TASK.
Show every line that has the string "someone" in it.
▼
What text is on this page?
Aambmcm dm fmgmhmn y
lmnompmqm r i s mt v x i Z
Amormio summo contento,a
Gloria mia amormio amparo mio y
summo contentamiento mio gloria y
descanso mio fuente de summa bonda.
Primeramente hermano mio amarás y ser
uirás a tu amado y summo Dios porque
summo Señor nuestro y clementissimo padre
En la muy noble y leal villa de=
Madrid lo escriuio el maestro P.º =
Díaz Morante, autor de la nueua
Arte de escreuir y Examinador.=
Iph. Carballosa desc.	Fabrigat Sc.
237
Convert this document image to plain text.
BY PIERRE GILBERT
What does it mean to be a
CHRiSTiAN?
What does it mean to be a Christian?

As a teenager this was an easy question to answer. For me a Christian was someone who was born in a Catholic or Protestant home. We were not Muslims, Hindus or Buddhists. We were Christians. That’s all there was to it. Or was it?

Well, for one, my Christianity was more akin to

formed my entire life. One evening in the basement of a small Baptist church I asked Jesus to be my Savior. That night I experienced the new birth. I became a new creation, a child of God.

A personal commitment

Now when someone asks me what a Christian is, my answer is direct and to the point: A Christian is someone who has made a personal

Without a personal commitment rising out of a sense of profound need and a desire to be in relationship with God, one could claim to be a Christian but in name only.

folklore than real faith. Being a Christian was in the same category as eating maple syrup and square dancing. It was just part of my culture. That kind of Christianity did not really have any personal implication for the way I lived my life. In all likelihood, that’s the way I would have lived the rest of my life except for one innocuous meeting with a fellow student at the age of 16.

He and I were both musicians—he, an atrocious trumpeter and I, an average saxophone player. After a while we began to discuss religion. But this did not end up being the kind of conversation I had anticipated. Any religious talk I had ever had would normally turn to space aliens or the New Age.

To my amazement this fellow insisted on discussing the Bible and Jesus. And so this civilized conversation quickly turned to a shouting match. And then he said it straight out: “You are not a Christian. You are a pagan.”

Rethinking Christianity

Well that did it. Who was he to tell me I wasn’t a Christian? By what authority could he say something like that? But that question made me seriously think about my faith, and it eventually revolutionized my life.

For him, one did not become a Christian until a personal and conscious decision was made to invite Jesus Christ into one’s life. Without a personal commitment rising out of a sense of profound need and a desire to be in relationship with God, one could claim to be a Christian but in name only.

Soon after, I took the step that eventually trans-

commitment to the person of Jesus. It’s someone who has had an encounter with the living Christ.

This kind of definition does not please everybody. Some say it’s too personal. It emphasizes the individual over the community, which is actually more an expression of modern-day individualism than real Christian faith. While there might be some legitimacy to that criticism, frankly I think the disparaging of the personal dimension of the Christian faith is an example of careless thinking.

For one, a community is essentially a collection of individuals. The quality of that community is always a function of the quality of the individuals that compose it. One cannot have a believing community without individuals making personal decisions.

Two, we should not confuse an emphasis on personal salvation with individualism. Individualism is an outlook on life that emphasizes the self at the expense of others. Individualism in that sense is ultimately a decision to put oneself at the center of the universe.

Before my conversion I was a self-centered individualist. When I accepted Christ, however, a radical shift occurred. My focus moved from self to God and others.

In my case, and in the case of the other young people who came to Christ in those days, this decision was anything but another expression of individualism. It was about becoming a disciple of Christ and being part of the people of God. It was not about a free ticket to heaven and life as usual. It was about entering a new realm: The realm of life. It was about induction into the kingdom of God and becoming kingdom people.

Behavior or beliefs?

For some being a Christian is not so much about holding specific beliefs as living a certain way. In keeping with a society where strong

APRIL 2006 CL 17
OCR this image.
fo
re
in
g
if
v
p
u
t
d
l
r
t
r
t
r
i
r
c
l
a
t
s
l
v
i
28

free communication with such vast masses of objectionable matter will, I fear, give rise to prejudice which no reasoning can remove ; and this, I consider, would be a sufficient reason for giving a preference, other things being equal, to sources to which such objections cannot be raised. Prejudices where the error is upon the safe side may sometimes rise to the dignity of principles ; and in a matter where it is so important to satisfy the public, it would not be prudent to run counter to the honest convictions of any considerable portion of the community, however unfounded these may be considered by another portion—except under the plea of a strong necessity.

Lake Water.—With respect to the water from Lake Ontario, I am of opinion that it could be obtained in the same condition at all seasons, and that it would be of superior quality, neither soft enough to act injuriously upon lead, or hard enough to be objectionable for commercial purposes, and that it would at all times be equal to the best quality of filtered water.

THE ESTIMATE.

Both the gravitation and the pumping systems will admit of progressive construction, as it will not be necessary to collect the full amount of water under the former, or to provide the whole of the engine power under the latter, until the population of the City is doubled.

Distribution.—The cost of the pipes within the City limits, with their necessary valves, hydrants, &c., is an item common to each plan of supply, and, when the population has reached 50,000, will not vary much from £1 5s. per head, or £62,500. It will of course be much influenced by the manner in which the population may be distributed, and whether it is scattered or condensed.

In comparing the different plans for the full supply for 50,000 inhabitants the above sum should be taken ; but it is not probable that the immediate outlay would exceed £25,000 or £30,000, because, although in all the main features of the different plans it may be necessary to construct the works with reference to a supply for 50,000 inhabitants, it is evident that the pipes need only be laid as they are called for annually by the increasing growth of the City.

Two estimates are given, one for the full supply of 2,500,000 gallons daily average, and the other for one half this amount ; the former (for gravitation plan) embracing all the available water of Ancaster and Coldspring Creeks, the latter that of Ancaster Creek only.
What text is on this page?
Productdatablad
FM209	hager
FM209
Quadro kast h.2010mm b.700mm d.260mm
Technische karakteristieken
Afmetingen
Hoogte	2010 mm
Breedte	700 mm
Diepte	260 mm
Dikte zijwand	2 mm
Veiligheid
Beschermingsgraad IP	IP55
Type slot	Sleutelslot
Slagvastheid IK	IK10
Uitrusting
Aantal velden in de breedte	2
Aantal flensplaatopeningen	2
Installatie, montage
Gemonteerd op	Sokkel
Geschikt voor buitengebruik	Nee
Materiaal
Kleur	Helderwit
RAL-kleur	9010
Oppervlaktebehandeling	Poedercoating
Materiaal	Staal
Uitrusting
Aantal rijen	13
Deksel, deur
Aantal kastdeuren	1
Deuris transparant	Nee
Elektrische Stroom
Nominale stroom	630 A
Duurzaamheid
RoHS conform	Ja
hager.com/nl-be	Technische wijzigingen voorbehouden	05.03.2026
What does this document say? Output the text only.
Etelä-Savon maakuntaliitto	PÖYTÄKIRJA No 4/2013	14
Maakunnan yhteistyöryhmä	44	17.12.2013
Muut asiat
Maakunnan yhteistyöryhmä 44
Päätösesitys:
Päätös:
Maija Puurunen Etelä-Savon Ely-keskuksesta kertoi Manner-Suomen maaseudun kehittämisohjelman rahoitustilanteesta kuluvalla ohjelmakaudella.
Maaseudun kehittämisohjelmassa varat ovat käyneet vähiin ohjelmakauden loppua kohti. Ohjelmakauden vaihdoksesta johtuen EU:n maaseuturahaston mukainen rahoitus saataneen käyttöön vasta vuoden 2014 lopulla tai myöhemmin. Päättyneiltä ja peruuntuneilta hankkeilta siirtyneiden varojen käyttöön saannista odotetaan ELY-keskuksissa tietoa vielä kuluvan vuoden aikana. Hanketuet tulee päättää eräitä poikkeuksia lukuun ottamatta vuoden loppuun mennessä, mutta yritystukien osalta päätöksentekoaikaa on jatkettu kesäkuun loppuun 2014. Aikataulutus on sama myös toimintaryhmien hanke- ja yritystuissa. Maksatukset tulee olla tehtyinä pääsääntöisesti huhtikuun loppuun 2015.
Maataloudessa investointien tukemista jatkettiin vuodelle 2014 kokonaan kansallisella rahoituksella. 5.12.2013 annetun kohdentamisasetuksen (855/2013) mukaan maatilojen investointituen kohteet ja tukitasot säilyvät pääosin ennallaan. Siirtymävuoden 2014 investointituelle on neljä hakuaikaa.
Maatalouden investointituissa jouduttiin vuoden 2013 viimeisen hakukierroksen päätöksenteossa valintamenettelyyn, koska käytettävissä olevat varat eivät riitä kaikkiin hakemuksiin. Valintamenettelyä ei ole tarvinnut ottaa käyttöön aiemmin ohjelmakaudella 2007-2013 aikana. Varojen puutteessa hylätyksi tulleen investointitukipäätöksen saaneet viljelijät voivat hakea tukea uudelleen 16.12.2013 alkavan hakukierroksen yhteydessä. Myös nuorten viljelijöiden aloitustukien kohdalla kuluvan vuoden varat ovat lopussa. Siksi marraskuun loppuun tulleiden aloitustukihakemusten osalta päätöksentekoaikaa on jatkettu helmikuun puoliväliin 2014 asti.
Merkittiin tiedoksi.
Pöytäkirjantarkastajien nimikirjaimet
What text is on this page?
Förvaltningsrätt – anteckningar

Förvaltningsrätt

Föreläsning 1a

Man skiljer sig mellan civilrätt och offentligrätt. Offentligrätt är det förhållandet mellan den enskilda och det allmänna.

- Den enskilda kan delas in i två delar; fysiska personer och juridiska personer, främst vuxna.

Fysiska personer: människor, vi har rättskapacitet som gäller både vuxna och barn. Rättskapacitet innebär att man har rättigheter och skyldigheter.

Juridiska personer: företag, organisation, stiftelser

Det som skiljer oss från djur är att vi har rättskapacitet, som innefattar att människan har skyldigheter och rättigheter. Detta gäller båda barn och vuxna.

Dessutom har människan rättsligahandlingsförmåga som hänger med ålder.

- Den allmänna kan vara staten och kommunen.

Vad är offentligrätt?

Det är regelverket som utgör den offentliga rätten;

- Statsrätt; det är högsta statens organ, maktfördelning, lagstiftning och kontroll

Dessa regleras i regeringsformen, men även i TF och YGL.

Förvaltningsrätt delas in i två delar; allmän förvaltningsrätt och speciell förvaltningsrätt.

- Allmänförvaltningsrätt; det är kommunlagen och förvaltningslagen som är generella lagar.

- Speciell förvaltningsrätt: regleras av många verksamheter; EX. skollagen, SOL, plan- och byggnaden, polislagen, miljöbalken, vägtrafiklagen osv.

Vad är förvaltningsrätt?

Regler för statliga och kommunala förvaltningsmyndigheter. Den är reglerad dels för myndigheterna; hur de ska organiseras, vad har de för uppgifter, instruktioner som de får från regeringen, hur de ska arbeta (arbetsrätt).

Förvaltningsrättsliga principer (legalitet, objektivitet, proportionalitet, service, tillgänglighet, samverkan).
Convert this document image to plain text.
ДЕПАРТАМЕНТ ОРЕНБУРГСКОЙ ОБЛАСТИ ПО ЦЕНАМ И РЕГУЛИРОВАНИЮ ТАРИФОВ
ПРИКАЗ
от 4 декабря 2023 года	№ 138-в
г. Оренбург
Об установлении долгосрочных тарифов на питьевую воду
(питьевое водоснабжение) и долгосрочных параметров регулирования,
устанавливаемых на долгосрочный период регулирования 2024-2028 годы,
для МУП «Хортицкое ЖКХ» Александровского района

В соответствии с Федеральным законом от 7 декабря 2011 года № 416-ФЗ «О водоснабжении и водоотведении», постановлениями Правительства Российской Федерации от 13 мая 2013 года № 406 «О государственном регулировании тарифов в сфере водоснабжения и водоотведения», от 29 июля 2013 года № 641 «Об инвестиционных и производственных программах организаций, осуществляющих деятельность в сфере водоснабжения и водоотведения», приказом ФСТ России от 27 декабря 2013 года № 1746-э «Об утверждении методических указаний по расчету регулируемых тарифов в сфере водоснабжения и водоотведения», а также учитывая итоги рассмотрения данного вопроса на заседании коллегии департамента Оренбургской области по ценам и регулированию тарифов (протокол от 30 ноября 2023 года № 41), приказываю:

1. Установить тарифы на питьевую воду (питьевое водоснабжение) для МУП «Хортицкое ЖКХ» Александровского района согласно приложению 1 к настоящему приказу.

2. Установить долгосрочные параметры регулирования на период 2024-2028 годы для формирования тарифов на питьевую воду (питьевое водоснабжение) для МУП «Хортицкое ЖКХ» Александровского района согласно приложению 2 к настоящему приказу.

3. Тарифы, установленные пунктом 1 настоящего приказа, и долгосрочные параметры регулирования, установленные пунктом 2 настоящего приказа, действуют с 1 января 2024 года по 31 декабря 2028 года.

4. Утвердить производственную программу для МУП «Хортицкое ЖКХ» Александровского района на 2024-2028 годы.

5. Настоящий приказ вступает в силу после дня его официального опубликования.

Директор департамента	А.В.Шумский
▲
SOLVED EXERCISE.
As a teenager this was an easy question to answer. For me a Christian was someone who was born in a Catholic or Protestant home. We were not Muslims, Hindus or Buddhists. We were Christians. That’s all there was to it. Or was it?
Now when someone asks me what a Christian is, my answer is direct and to the point: A Christian is someone who has made a personal
commitment to the person of Jesus. It’s someone who has had an encounter with the living Christ.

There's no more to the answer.